**GOAL:** Copy all of the lines below word for word, leaving out the pictures.

**DATA SUPPLIED:**

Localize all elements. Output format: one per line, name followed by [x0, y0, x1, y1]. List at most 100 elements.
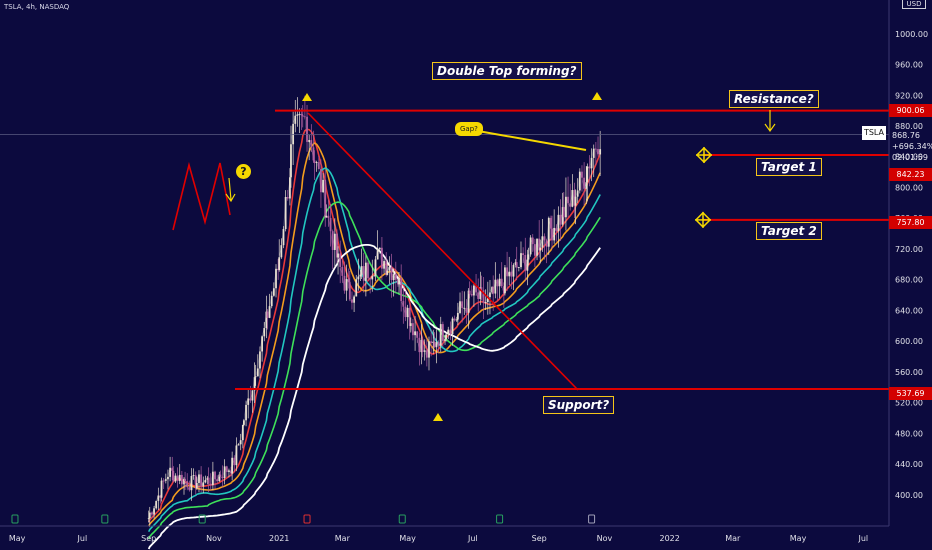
candle-body — [441, 324, 444, 341]
candle-body — [280, 245, 283, 258]
x-tick-label: Jul — [857, 534, 868, 543]
drawing-shapes — [302, 92, 713, 421]
candle-body — [245, 404, 247, 421]
candle-body — [392, 274, 395, 281]
candle-body — [565, 196, 567, 218]
drawing-lines — [0, 109, 889, 391]
question-mark-icon[interactable]: ? — [236, 164, 251, 179]
y-tick-label: 560.00 — [895, 368, 923, 377]
candle-body — [541, 236, 544, 248]
candle-body — [357, 276, 360, 280]
candle-body — [367, 262, 369, 279]
candle-body — [461, 301, 464, 308]
candle-body — [284, 197, 287, 230]
candle-body — [169, 467, 171, 477]
currency-label[interactable]: USD — [902, 0, 926, 9]
ma-orange — [147, 142, 601, 527]
candle-body — [268, 306, 271, 318]
candle-body — [313, 160, 316, 164]
candle-body — [581, 171, 583, 178]
candle-body — [590, 157, 593, 169]
down-arrow-icon — [225, 177, 236, 203]
y-tick-label: 680.00 — [895, 276, 923, 285]
candle-body — [225, 466, 228, 472]
candle-body — [594, 148, 597, 150]
candle-body — [183, 478, 185, 485]
candle-body — [348, 282, 351, 300]
candle-body — [526, 259, 529, 271]
candle-body — [386, 270, 389, 275]
earnings-marker — [198, 514, 206, 524]
candle-body — [247, 398, 250, 405]
candle-body — [423, 350, 426, 352]
candle-body — [506, 267, 508, 277]
candle-body — [204, 479, 207, 483]
ma-green — [147, 201, 601, 539]
candle-body — [327, 215, 330, 219]
candle-body — [320, 169, 322, 193]
candle-body — [243, 420, 245, 425]
gap-bubble[interactable]: Gap? — [455, 122, 483, 136]
candle-body — [337, 253, 339, 258]
y-tick-label: 480.00 — [895, 429, 923, 438]
candle-body — [233, 457, 236, 466]
candle-body — [290, 144, 292, 178]
y-tick-label: 520.00 — [895, 399, 923, 408]
candle-body — [376, 249, 379, 260]
candle-body — [216, 479, 219, 482]
candle-body — [237, 444, 240, 446]
x-tick-label: Jul — [467, 534, 478, 543]
candle-body — [500, 278, 503, 287]
price-tag-target2: 757.80 — [889, 216, 932, 229]
y-tick-label: 840.00 — [895, 153, 923, 162]
candle-body — [272, 288, 275, 296]
support-annotation[interactable]: Support? — [543, 396, 615, 414]
candle-body — [270, 295, 273, 307]
candle-body — [209, 483, 212, 486]
candle-body — [188, 487, 191, 491]
price-tag-target1: 842.23 — [889, 168, 932, 181]
candle-body — [339, 253, 342, 267]
target1-annotation[interactable]: Target 1 — [756, 158, 822, 176]
candle-body — [414, 331, 416, 336]
candle-body — [463, 307, 466, 309]
candle-body — [333, 233, 336, 250]
candle-body — [308, 140, 311, 142]
candle-body — [409, 323, 412, 326]
earnings-marker — [496, 514, 504, 524]
double-top-annotation[interactable]: Double Top forming? — [432, 62, 582, 80]
candle-body — [180, 474, 183, 485]
earnings-marker — [588, 514, 596, 524]
candle-body — [496, 279, 499, 287]
target2-annotation[interactable]: Target 2 — [756, 222, 822, 240]
candle-body — [259, 351, 261, 369]
candle-body — [480, 287, 483, 291]
x-tick-label: 2021 — [269, 534, 289, 543]
candle-body — [420, 339, 423, 353]
candle-body — [522, 253, 525, 255]
x-tick-label: May — [790, 534, 807, 543]
price-tag-support: 537.69 — [889, 387, 932, 400]
candle-body — [265, 311, 268, 329]
candle-body — [504, 267, 506, 294]
candle-body — [312, 147, 315, 161]
candle-body — [388, 266, 391, 271]
last-price-change: +696.34% — [892, 142, 932, 151]
candle-body — [362, 266, 365, 281]
candle-body — [322, 179, 324, 193]
candle-body — [592, 148, 595, 158]
resistance-annotation[interactable]: Resistance? — [729, 90, 819, 108]
candle-body — [301, 115, 304, 117]
candle-body — [571, 190, 574, 207]
candle-body — [278, 257, 281, 271]
candle-body — [373, 275, 376, 277]
candle-body — [228, 470, 230, 472]
candle-body — [484, 302, 487, 304]
candle-body — [159, 495, 162, 498]
candle-body — [194, 475, 197, 489]
y-tick-label: 640.00 — [895, 306, 923, 315]
candle-body — [529, 237, 532, 255]
ma-white — [147, 244, 601, 550]
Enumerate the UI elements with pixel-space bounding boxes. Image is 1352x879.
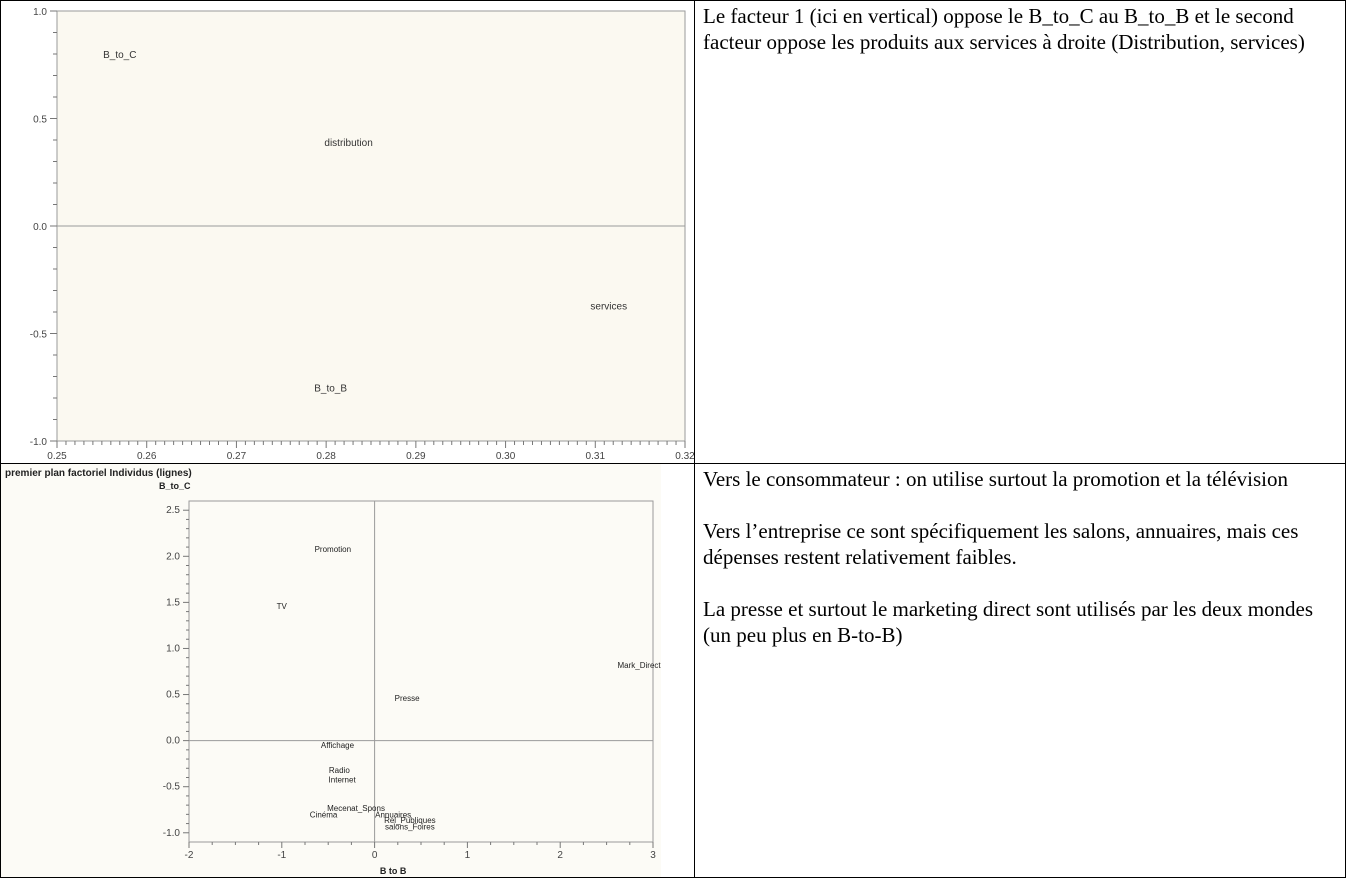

**ANSWER IN FULL:**
Localize all elements. Output format: one per line, name followed by [x0, y0, x1, y1]. List at most 100 elements.
candle-body — [441, 324, 444, 341]
candle-body — [280, 245, 283, 258]
x-tick-label: Jul — [857, 534, 868, 543]
drawing-shapes — [302, 92, 713, 421]
candle-body — [245, 404, 247, 421]
candle-body — [392, 274, 395, 281]
candle-body — [565, 196, 567, 218]
drawing-lines — [0, 109, 889, 391]
question-mark-icon[interactable]: ? — [236, 164, 251, 179]
y-tick-label: 560.00 — [895, 368, 923, 377]
candle-body — [541, 236, 544, 248]
candle-body — [357, 276, 360, 280]
candle-body — [367, 262, 369, 279]
candle-body — [461, 301, 464, 308]
candle-body — [284, 197, 287, 230]
candle-body — [169, 467, 171, 477]
currency-label[interactable]: USD — [902, 0, 926, 9]
ma-orange — [147, 142, 601, 527]
candle-body — [268, 306, 271, 318]
candle-body — [313, 160, 316, 164]
candle-body — [581, 171, 583, 178]
candle-body — [590, 157, 593, 169]
down-arrow-icon — [225, 177, 236, 203]
y-tick-label: 680.00 — [895, 276, 923, 285]
candle-body — [225, 466, 228, 472]
candle-body — [594, 148, 597, 150]
candle-body — [183, 478, 185, 485]
candle-body — [348, 282, 351, 300]
candle-body — [526, 259, 529, 271]
candle-body — [386, 270, 389, 275]
earnings-marker — [198, 514, 206, 524]
candle-body — [247, 398, 250, 405]
candle-body — [423, 350, 426, 352]
candle-body — [506, 267, 508, 277]
candle-body — [204, 479, 207, 483]
ma-green — [147, 201, 601, 539]
candle-body — [327, 215, 330, 219]
candle-body — [320, 169, 322, 193]
candle-body — [243, 420, 245, 425]
gap-bubble[interactable]: Gap? — [455, 122, 483, 136]
candle-body — [337, 253, 339, 258]
y-tick-label: 480.00 — [895, 429, 923, 438]
candle-body — [233, 457, 236, 466]
candle-body — [290, 144, 292, 178]
y-tick-label: 520.00 — [895, 399, 923, 408]
candle-body — [376, 249, 379, 260]
candle-body — [216, 479, 219, 482]
candle-body — [237, 444, 240, 446]
x-tick-label: Jul — [467, 534, 478, 543]
candle-body — [500, 278, 503, 287]
price-tag-target2: 757.80 — [889, 216, 932, 229]
y-tick-label: 840.00 — [895, 153, 923, 162]
candle-body — [272, 288, 275, 296]
support-annotation[interactable]: Support? — [543, 396, 615, 414]
candle-body — [270, 295, 273, 307]
candle-body — [209, 483, 212, 486]
candle-body — [188, 487, 191, 491]
price-tag-target1: 842.23 — [889, 168, 932, 181]
candle-body — [339, 253, 342, 267]
target1-annotation[interactable]: Target 1 — [756, 158, 822, 176]
candle-body — [414, 331, 416, 336]
candle-body — [463, 307, 466, 309]
candle-body — [333, 233, 336, 250]
candle-body — [308, 140, 311, 142]
candle-body — [409, 323, 412, 326]
earnings-marker — [496, 514, 504, 524]
double-top-annotation[interactable]: Double Top forming? — [432, 62, 582, 80]
candle-body — [180, 474, 183, 485]
earnings-marker — [588, 514, 596, 524]
candle-body — [496, 279, 499, 287]
target2-annotation[interactable]: Target 2 — [756, 222, 822, 240]
candle-body — [259, 351, 261, 369]
candle-body — [480, 287, 483, 291]
x-tick-label: 2021 — [269, 534, 289, 543]
candle-body — [420, 339, 423, 353]
candle-body — [522, 253, 525, 255]
x-tick-label: May — [790, 534, 807, 543]
price-tag-support: 537.69 — [889, 387, 932, 400]
candle-body — [265, 311, 268, 329]
candle-body — [504, 267, 506, 294]
candle-body — [312, 147, 315, 161]
candle-body — [388, 266, 391, 271]
last-price-change: +696.34% — [892, 142, 932, 151]
candle-body — [362, 266, 365, 281]
candle-body — [322, 179, 324, 193]
candle-body — [592, 148, 595, 158]
resistance-annotation[interactable]: Resistance? — [729, 90, 819, 108]
candle-body — [301, 115, 304, 117]
candle-body — [571, 190, 574, 207]
candle-body — [278, 257, 281, 271]
candle-body — [373, 275, 376, 277]
candle-body — [228, 470, 230, 472]
candle-body — [484, 302, 487, 304]
candle-body — [159, 495, 162, 498]
candle-body — [194, 475, 197, 489]
y-tick-label: 640.00 — [895, 306, 923, 315]
candle-body — [529, 237, 532, 255]
ma-white — [147, 244, 601, 550]
Enumerate the UI elements with pixel-space bounding boxes. Image is 1352x879.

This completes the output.